■ Your instructions ■
Check each line of the listing below for the string "title", and give only how many lines hold it.

■ Extracted records ■
--- --- ---
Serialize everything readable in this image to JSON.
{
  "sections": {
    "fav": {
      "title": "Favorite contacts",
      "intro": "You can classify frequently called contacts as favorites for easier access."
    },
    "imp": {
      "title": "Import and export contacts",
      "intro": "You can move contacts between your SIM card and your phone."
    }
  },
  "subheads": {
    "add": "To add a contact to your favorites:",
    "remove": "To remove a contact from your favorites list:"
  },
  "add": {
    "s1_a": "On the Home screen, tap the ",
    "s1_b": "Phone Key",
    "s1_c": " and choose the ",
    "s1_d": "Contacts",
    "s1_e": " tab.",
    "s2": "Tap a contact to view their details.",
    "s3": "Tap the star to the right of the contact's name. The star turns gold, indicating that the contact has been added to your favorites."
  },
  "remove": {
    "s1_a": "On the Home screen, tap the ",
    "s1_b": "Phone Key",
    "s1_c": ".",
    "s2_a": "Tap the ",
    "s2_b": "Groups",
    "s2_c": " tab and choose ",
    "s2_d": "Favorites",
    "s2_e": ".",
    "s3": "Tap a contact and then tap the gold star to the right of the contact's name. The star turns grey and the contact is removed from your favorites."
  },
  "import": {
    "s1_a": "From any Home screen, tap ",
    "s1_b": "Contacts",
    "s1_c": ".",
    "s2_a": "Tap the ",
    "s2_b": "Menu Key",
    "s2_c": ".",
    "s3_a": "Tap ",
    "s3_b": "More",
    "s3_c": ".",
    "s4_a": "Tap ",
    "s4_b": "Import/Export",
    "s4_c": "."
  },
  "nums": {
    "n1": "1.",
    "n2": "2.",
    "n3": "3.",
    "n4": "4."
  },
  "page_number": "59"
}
--- --- ---
■ Written reply ■
2